→ **Text section**:
● ● ● ● ● ● ●

# Ridiculously cheap Infrared Thermometer on Amazon.co.uk



## molove (Aug 17, 2016)

I have just come across a -50 - 550ºC infrared thermometer on Amazon.co.uk for £1.74 including postage. I have no idea if this is legit or not, and I'm not in the market for another thermometer so I won't be ordering one.

If anyone is interested, here is the link


Piers


----------



## gavlar (Aug 17, 2016)

Thanks Piers

I have just ordered one so let's just wait and see.

Cheers

Gavlar


----------



## molove (Aug 17, 2016)

Gavlar, hope it works out ok.

Let us know how you got on.

Piers


----------



## molove (Aug 18, 2016)

Wierdly it seems to be going down in price, it's now down to £1.13!


----------



## steve johnson (Aug 18, 2016)

It's now£1.00


----------



## gavlar (Aug 18, 2016)

I feel slightly robbed, I purchased four at 1.74


----------



## wade (Aug 18, 2016)

● ● ● ● ● ● ●

→ **Aim 1**:
Copy the part of the thermometer thread that opens with the words containing "# Ridiculously cheap" and closes with "be ordering one.".

→ **Entries shown**:
● ● ● ● ● ● ●

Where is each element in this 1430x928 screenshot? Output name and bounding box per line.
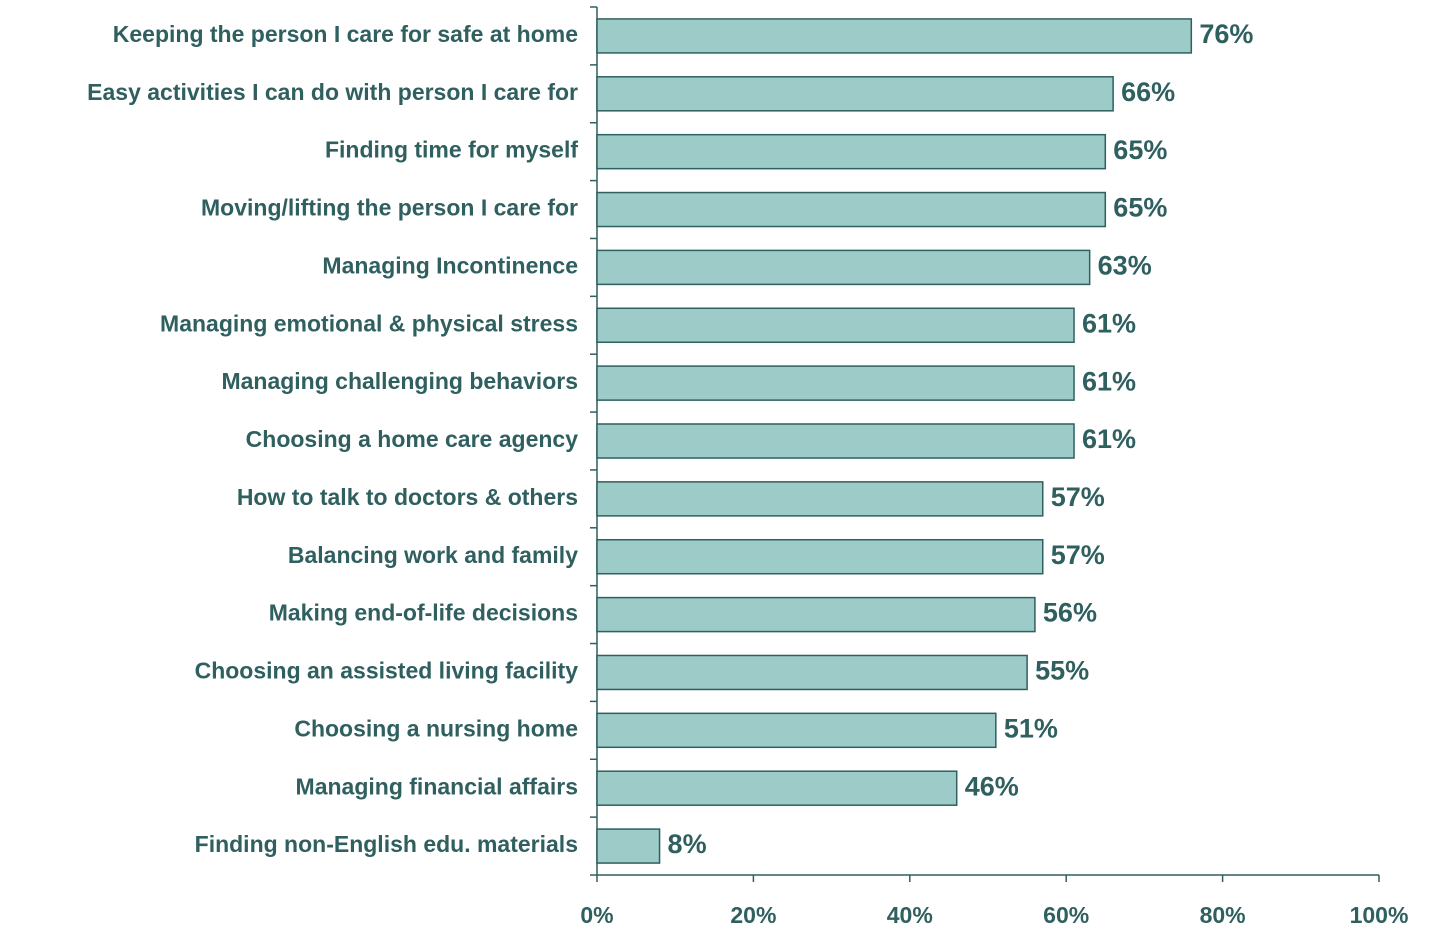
x-tick-label: 60%: [1043, 902, 1089, 928]
y-tick-label: Finding time for myself: [325, 137, 578, 163]
value-label: 66%: [1121, 77, 1175, 107]
y-tick-label: Keeping the person I care for safe at ho…: [113, 21, 578, 47]
value-label: 61%: [1082, 366, 1136, 396]
value-label: 61%: [1082, 308, 1136, 338]
y-tick-label: Moving/lifting the person I care for: [201, 195, 578, 221]
value-label: 61%: [1082, 424, 1136, 454]
y-tick-label: Choosing an assisted living facility: [195, 658, 579, 684]
bar: [596, 481, 1044, 517]
bar: [596, 423, 1075, 459]
bar: [596, 133, 1107, 170]
value-label: 57%: [1051, 540, 1105, 570]
bar: [596, 307, 1075, 344]
value-label: 51%: [1004, 713, 1058, 743]
bar: [596, 828, 661, 864]
bar: [596, 654, 1028, 691]
y-tick-label: Managing emotional & physical stress: [160, 310, 578, 336]
bar: [596, 249, 1091, 286]
y-tick-label: Choosing a nursing home: [294, 715, 578, 741]
bar: [596, 76, 1114, 112]
x-tick-label: 100%: [1350, 902, 1409, 928]
value-label: 76%: [1199, 19, 1253, 49]
value-label: 8%: [668, 829, 707, 859]
y-tick-label: Managing Incontinence: [322, 252, 578, 278]
x-tick-label: 40%: [887, 902, 933, 928]
y-tick-label: Managing financial affairs: [296, 773, 578, 799]
bar: [596, 191, 1107, 228]
y-tick-label: Balancing work and family: [288, 542, 578, 568]
value-label: 63%: [1098, 251, 1152, 281]
value-label: 65%: [1113, 193, 1167, 223]
y-tick-label: Making end-of-life decisions: [269, 600, 578, 626]
value-label: 57%: [1051, 482, 1105, 512]
bar: [596, 770, 958, 806]
bar: [596, 18, 1193, 54]
x-tick-label: 0%: [580, 902, 613, 928]
x-tick-label: 80%: [1200, 902, 1246, 928]
y-tick-label: Choosing a home care agency: [246, 426, 579, 452]
value-label: 56%: [1043, 598, 1097, 628]
bar: [596, 596, 1036, 633]
x-tick-label: 20%: [730, 902, 776, 928]
y-tick-label: How to talk to doctors & others: [237, 484, 578, 510]
bar: [596, 365, 1075, 401]
value-label: 55%: [1035, 656, 1089, 686]
value-label: 46%: [965, 771, 1019, 801]
bar: [596, 712, 997, 749]
y-tick-label: Easy activities I can do with person I c…: [87, 79, 578, 105]
y-tick-label: Managing challenging behaviors: [221, 368, 578, 394]
bar: [596, 538, 1044, 575]
value-label: 65%: [1113, 135, 1167, 165]
y-tick-label: Finding non-English edu. materials: [195, 831, 578, 857]
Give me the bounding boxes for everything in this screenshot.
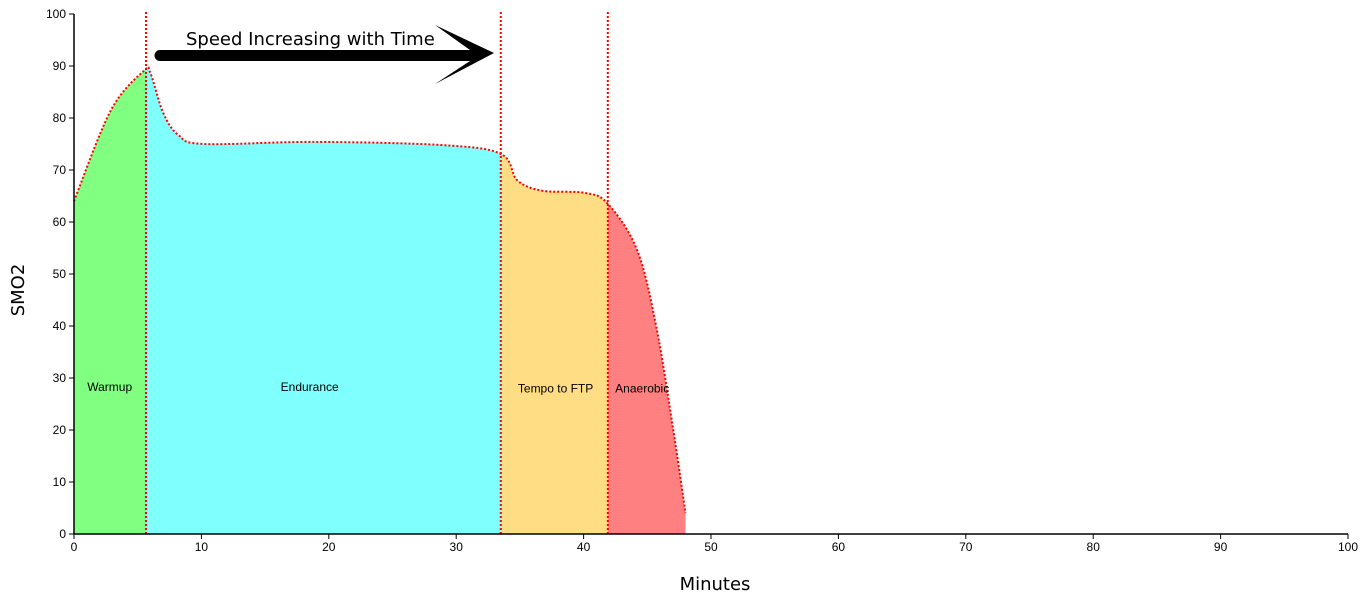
zone-area-anaerobic (607, 203, 686, 534)
y-tick-label: 40 (53, 319, 67, 333)
arrow-icon (154, 25, 494, 84)
smo2-line (73, 65, 687, 514)
zone-area-tempo-to-ftp (500, 153, 608, 534)
x-tick-label: 80 (1087, 540, 1101, 554)
y-tick-label: 30 (53, 371, 67, 385)
x-tick-label: 20 (322, 540, 336, 554)
zone-area-endurance (145, 66, 501, 534)
zone-area-warmup (74, 68, 146, 534)
y-tick-label: 100 (46, 7, 66, 21)
zone-label: Anaerobic (615, 382, 669, 396)
x-tick-label: 70 (959, 540, 973, 554)
x-tick-label: 60 (832, 540, 846, 554)
annotation-text: Speed Increasing with Time (186, 29, 435, 50)
zone-label: Tempo to FTP (518, 382, 593, 396)
x-tick-label: 90 (1214, 540, 1228, 554)
y-axis-label: SMO2 (8, 264, 29, 317)
x-tick-label: 0 (71, 540, 78, 554)
y-tick-label: 90 (53, 59, 67, 73)
y-tick-label: 70 (53, 163, 67, 177)
zone-label: Endurance (281, 380, 339, 394)
y-tick-label: 0 (59, 527, 66, 541)
speed-annotation: Speed Increasing with Time (154, 25, 494, 84)
zone-label: Warmup (87, 380, 132, 394)
y-tick-label: 20 (53, 423, 67, 437)
x-axis-label: Minutes (680, 574, 751, 595)
y-tick-label: 50 (53, 267, 67, 281)
x-tick-label: 10 (195, 540, 209, 554)
x-tick-label: 30 (450, 540, 464, 554)
y-tick-label: 10 (53, 475, 67, 489)
y-tick-label: 60 (53, 215, 67, 229)
x-tick-label: 40 (577, 540, 591, 554)
x-tick-label: 100 (1338, 540, 1358, 554)
x-tick-label: 50 (704, 540, 718, 554)
y-tick-label: 80 (53, 111, 67, 125)
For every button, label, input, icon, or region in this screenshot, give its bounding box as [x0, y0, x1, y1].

● ● ● ● ● ● ●

→ **Aim 2**:
Which lines of the listing contain the string "person"? Return each of them.

→ **Correct output 1**:
# Ridiculously cheap Infrared Thermometer on Amazon.co.uk



## molove (Aug 17, 2016)

I have just come across a -50 - 550ºC infrared thermometer on Amazon.co.uk for £1.74 including postage. I have no idea if this is legit or not, and I'm not in the market for another thermometer so I won't be ordering one.

→ **Correct output 2**:
y-tick-label: Keeping the person I care for safe at ho…: [113, 21, 578, 47]
y-tick-label: Moving/lifting the person I care for: [201, 195, 578, 221]
y-tick-label: Easy activities I can do with person I c…: [87, 79, 578, 105]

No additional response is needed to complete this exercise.